- [PROBLEM TO WORK ON]
Every entry below should be repeated exactly; the pictures should not.

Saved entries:
☆ ☆ ☆ ☆ ☆ ☆ ☆

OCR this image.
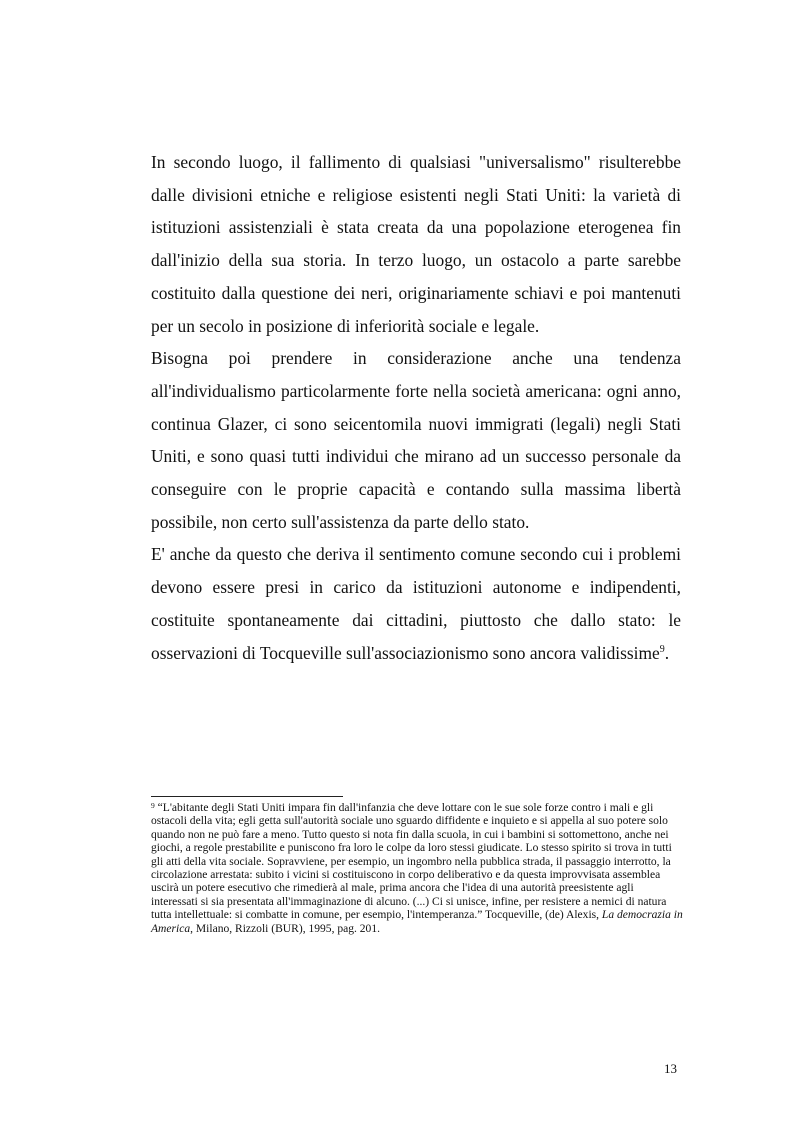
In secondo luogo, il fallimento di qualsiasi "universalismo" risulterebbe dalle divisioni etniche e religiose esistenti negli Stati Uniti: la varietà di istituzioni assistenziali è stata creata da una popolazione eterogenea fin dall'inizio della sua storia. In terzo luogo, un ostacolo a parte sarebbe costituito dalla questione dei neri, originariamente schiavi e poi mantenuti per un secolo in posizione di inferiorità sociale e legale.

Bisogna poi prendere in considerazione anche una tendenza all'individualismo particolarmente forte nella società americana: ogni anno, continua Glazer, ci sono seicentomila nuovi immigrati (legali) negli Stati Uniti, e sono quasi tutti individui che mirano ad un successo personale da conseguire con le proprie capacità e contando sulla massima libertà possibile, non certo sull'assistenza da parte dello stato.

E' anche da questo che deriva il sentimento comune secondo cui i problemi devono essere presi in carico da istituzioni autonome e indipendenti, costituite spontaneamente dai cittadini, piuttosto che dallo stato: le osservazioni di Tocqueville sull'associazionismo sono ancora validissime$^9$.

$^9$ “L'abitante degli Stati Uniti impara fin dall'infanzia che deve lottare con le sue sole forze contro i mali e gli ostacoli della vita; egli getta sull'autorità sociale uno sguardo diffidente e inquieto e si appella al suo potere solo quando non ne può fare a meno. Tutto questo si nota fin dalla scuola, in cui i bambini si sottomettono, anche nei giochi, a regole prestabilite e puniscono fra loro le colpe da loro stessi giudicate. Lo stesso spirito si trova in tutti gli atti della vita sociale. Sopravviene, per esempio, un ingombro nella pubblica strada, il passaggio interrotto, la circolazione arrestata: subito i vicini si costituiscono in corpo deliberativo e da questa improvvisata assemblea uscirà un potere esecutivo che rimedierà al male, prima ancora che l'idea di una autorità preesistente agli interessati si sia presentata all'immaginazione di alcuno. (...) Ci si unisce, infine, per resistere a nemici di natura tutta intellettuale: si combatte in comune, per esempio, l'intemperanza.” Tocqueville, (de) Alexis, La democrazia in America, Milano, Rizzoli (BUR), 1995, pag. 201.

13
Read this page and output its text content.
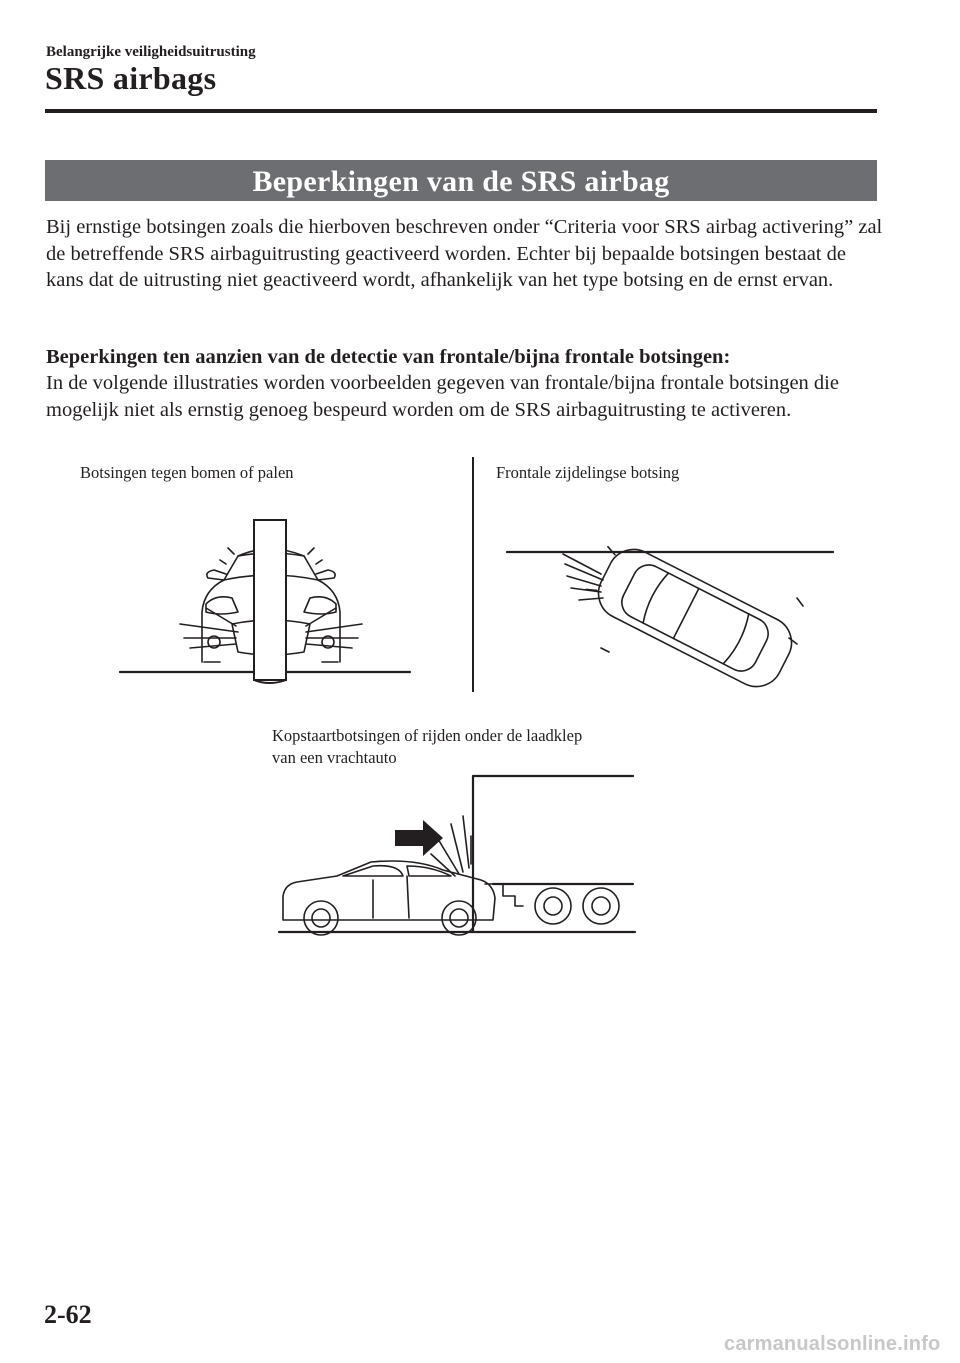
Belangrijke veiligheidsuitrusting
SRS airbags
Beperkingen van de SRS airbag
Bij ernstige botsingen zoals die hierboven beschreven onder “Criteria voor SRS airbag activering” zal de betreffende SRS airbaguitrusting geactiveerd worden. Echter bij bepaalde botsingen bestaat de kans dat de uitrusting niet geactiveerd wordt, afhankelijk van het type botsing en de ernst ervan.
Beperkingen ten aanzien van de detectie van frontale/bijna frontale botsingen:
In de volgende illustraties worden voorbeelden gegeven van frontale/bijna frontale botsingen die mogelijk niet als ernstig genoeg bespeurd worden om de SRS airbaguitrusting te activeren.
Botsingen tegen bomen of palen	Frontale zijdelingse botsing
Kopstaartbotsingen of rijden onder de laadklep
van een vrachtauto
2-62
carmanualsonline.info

☆ ☆ ☆ ☆ ☆ ☆ ☆

- [FINAL RESULT]
OCR this image.
In secondo luogo, il fallimento di qualsiasi "universalismo" risulterebbe dalle divisioni etniche e religiose esistenti negli Stati Uniti: la varietà di istituzioni assistenziali è stata creata da una popolazione eterogenea fin dall'inizio della sua storia. In terzo luogo, un ostacolo a parte sarebbe costituito dalla questione dei neri, originariamente schiavi e poi mantenuti per un secolo in posizione di inferiorità sociale e legale.

Bisogna poi prendere in considerazione anche una tendenza all'individualismo particolarmente forte nella società americana: ogni anno, continua Glazer, ci sono seicentomila nuovi immigrati (legali) negli Stati Uniti, e sono quasi tutti individui che mirano ad un successo personale da conseguire con le proprie capacità e contando sulla massima libertà possibile, non certo sull'assistenza da parte dello stato.

E' anche da questo che deriva il sentimento comune secondo cui i problemi devono essere presi in carico da istituzioni autonome e indipendenti, costituite spontaneamente dai cittadini, piuttosto che dallo stato: le osservazioni di Tocqueville sull'associazionismo sono ancora validissime$^9$.

$^9$ “L'abitante degli Stati Uniti impara fin dall'infanzia che deve lottare con le sue sole forze contro i mali e gli ostacoli della vita; egli getta sull'autorità sociale uno sguardo diffidente e inquieto e si appella al suo potere solo quando non ne può fare a meno. Tutto questo si nota fin dalla scuola, in cui i bambini si sottomettono, anche nei giochi, a regole prestabilite e puniscono fra loro le colpe da loro stessi giudicate. Lo stesso spirito si trova in tutti gli atti della vita sociale. Sopravviene, per esempio, un ingombro nella pubblica strada, il passaggio interrotto, la circolazione arrestata: subito i vicini si costituiscono in corpo deliberativo e da questa improvvisata assemblea uscirà un potere esecutivo che rimedierà al male, prima ancora che l'idea di una autorità preesistente agli interessati si sia presentata all'immaginazione di alcuno. (...) Ci si unisce, infine, per resistere a nemici di natura tutta intellettuale: si combatte in comune, per esempio, l'intemperanza.” Tocqueville, (de) Alexis, La democrazia in America, Milano, Rizzoli (BUR), 1995, pag. 201.

13
Read this page and output its text content.
Belangrijke veiligheidsuitrusting
SRS airbags
Beperkingen van de SRS airbag
Bij ernstige botsingen zoals die hierboven beschreven onder “Criteria voor SRS airbag activering” zal de betreffende SRS airbaguitrusting geactiveerd worden. Echter bij bepaalde botsingen bestaat de kans dat de uitrusting niet geactiveerd wordt, afhankelijk van het type botsing en de ernst ervan.
Beperkingen ten aanzien van de detectie van frontale/bijna frontale botsingen:
In de volgende illustraties worden voorbeelden gegeven van frontale/bijna frontale botsingen die mogelijk niet als ernstig genoeg bespeurd worden om de SRS airbaguitrusting te activeren.
Botsingen tegen bomen of palen	Frontale zijdelingse botsing
Kopstaartbotsingen of rijden onder de laadklep
van een vrachtauto
2-62
carmanualsonline.info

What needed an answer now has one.